PROBLEM DETAILS:
Return all of the lines below exactly as they are.

MATERIALS PROVIDED:
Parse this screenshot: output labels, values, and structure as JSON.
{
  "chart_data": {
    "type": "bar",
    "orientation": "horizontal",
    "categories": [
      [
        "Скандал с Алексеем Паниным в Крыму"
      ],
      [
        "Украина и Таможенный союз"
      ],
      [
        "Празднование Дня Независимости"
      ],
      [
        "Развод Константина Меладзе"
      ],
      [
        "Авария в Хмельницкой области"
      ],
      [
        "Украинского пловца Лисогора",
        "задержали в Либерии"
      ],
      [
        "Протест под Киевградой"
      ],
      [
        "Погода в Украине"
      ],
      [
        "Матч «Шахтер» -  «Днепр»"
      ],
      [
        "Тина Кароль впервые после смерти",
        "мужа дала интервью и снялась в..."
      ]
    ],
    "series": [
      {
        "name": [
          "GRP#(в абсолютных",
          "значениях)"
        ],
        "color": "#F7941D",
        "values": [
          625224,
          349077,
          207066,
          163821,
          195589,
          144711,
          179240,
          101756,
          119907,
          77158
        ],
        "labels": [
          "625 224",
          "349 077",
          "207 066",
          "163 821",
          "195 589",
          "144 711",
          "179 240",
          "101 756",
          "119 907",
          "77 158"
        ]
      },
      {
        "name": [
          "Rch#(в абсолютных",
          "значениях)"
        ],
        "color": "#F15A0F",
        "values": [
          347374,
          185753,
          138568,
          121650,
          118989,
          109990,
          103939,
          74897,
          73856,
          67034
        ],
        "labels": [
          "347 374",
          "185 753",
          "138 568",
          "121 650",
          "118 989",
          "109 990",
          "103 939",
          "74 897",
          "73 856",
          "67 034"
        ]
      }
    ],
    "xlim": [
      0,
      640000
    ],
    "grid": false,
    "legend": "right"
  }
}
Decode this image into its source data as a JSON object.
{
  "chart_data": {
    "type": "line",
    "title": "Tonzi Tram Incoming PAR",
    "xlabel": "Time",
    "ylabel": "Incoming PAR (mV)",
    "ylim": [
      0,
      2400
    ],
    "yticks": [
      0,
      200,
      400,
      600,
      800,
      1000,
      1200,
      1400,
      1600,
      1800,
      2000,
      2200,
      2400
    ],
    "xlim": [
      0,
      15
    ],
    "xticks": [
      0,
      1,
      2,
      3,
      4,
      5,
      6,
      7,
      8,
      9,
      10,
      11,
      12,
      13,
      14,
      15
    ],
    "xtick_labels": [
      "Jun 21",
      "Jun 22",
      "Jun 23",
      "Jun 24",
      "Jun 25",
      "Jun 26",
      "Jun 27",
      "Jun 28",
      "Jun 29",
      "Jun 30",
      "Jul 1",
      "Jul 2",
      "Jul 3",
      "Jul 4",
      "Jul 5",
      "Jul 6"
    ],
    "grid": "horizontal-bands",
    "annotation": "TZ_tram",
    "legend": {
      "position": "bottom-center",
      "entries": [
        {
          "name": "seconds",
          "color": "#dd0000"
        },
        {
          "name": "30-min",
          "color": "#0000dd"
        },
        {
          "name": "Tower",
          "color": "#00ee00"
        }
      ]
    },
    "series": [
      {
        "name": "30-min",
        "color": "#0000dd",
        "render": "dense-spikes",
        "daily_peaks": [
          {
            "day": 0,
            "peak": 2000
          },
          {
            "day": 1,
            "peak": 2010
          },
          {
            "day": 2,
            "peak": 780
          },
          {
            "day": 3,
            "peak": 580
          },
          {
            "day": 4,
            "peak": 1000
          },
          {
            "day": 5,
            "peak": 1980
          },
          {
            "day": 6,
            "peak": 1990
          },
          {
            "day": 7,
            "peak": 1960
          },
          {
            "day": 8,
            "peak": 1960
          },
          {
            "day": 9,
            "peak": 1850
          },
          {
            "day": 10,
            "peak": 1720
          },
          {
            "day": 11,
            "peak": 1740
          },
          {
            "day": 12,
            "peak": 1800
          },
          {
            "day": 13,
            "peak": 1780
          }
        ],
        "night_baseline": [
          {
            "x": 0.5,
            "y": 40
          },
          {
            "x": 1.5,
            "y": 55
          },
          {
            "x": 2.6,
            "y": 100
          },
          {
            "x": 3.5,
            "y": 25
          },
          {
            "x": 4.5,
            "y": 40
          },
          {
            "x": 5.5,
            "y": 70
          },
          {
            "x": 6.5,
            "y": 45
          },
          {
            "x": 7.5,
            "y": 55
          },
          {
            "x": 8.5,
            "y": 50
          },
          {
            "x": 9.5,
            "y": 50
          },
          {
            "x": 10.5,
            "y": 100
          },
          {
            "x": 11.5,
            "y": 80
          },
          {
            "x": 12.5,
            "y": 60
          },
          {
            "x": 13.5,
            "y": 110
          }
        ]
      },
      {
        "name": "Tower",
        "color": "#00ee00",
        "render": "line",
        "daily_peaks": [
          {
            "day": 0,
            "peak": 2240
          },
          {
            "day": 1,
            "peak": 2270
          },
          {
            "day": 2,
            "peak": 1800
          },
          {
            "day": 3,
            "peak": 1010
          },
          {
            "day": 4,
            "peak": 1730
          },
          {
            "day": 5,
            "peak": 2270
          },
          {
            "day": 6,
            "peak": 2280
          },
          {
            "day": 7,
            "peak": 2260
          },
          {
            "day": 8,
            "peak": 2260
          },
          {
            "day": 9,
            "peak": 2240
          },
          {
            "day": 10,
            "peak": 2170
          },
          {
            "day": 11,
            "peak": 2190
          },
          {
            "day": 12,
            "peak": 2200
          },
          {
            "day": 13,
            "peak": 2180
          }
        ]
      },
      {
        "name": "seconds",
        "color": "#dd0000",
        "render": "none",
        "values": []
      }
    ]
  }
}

WRITTEN ANSWER:
Parse this screenshot: output labels, values, and structure as JSON.
{
  "chart_data": {
    "type": "bar",
    "orientation": "horizontal",
    "categories": [
      [
        "Скандал с Алексеем Паниным в Крыму"
      ],
      [
        "Украина и Таможенный союз"
      ],
      [
        "Празднование Дня Независимости"
      ],
      [
        "Развод Константина Меладзе"
      ],
      [
        "Авария в Хмельницкой области"
      ],
      [
        "Украинского пловца Лисогора",
        "задержали в Либерии"
      ],
      [
        "Протест под Киевградой"
      ],
      [
        "Погода в Украине"
      ],
      [
        "Матч «Шахтер» -  «Днепр»"
      ],
      [
        "Тина Кароль впервые после смерти",
        "мужа дала интервью и снялась в..."
      ]
    ],
    "series": [
      {
        "name": [
          "GRP#(в абсолютных",
          "значениях)"
        ],
        "color": "#F7941D",
        "values": [
          625224,
          349077,
          207066,
          163821,
          195589,
          144711,
          179240,
          101756,
          119907,
          77158
        ],
        "labels": [
          "625 224",
          "349 077",
          "207 066",
          "163 821",
          "195 589",
          "144 711",
          "179 240",
          "101 756",
          "119 907",
          "77 158"
        ]
      },
      {
        "name": [
          "Rch#(в абсолютных",
          "значениях)"
        ],
        "color": "#F15A0F",
        "values": [
          347374,
          185753,
          138568,
          121650,
          118989,
          109990,
          103939,
          74897,
          73856,
          67034
        ],
        "labels": [
          "347 374",
          "185 753",
          "138 568",
          "121 650",
          "118 989",
          "109 990",
          "103 939",
          "74 897",
          "73 856",
          "67 034"
        ]
      }
    ],
    "xlim": [
      0,
      640000
    ],
    "grid": false,
    "legend": "right"
  }
}
Decode this image into its source data as a JSON object.
{
  "chart_data": {
    "type": "line",
    "title": "Tonzi Tram Incoming PAR",
    "xlabel": "Time",
    "ylabel": "Incoming PAR (mV)",
    "ylim": [
      0,
      2400
    ],
    "yticks": [
      0,
      200,
      400,
      600,
      800,
      1000,
      1200,
      1400,
      1600,
      1800,
      2000,
      2200,
      2400
    ],
    "xlim": [
      0,
      15
    ],
    "xticks": [
      0,
      1,
      2,
      3,
      4,
      5,
      6,
      7,
      8,
      9,
      10,
      11,
      12,
      13,
      14,
      15
    ],
    "xtick_labels": [
      "Jun 21",
      "Jun 22",
      "Jun 23",
      "Jun 24",
      "Jun 25",
      "Jun 26",
      "Jun 27",
      "Jun 28",
      "Jun 29",
      "Jun 30",
      "Jul 1",
      "Jul 2",
      "Jul 3",
      "Jul 4",
      "Jul 5",
      "Jul 6"
    ],
    "grid": "horizontal-bands",
    "annotation": "TZ_tram",
    "legend": {
      "position": "bottom-center",
      "entries": [
        {
          "name": "seconds",
          "color": "#dd0000"
        },
        {
          "name": "30-min",
          "color": "#0000dd"
        },
        {
          "name": "Tower",
          "color": "#00ee00"
        }
      ]
    },
    "series": [
      {
        "name": "30-min",
        "color": "#0000dd",
        "render": "dense-spikes",
        "daily_peaks": [
          {
            "day": 0,
            "peak": 2000
          },
          {
            "day": 1,
            "peak": 2010
          },
          {
            "day": 2,
            "peak": 780
          },
          {
            "day": 3,
            "peak": 580
          },
          {
            "day": 4,
            "peak": 1000
          },
          {
            "day": 5,
            "peak": 1980
          },
          {
            "day": 6,
            "peak": 1990
          },
          {
            "day": 7,
            "peak": 1960
          },
          {
            "day": 8,
            "peak": 1960
          },
          {
            "day": 9,
            "peak": 1850
          },
          {
            "day": 10,
            "peak": 1720
          },
          {
            "day": 11,
            "peak": 1740
          },
          {
            "day": 12,
            "peak": 1800
          },
          {
            "day": 13,
            "peak": 1780
          }
        ],
        "night_baseline": [
          {
            "x": 0.5,
            "y": 40
          },
          {
            "x": 1.5,
            "y": 55
          },
          {
            "x": 2.6,
            "y": 100
          },
          {
            "x": 3.5,
            "y": 25
          },
          {
            "x": 4.5,
            "y": 40
          },
          {
            "x": 5.5,
            "y": 70
          },
          {
            "x": 6.5,
            "y": 45
          },
          {
            "x": 7.5,
            "y": 55
          },
          {
            "x": 8.5,
            "y": 50
          },
          {
            "x": 9.5,
            "y": 50
          },
          {
            "x": 10.5,
            "y": 100
          },
          {
            "x": 11.5,
            "y": 80
          },
          {
            "x": 12.5,
            "y": 60
          },
          {
            "x": 13.5,
            "y": 110
          }
        ]
      },
      {
        "name": "Tower",
        "color": "#00ee00",
        "render": "line",
        "daily_peaks": [
          {
            "day": 0,
            "peak": 2240
          },
          {
            "day": 1,
            "peak": 2270
          },
          {
            "day": 2,
            "peak": 1800
          },
          {
            "day": 3,
            "peak": 1010
          },
          {
            "day": 4,
            "peak": 1730
          },
          {
            "day": 5,
            "peak": 2270
          },
          {
            "day": 6,
            "peak": 2280
          },
          {
            "day": 7,
            "peak": 2260
          },
          {
            "day": 8,
            "peak": 2260
          },
          {
            "day": 9,
            "peak": 2240
          },
          {
            "day": 10,
            "peak": 2170
          },
          {
            "day": 11,
            "peak": 2190
          },
          {
            "day": 12,
            "peak": 2200
          },
          {
            "day": 13,
            "peak": 2180
          }
        ]
      },
      {
        "name": "seconds",
        "color": "#dd0000",
        "render": "none",
        "values": []
      }
    ]
  }
}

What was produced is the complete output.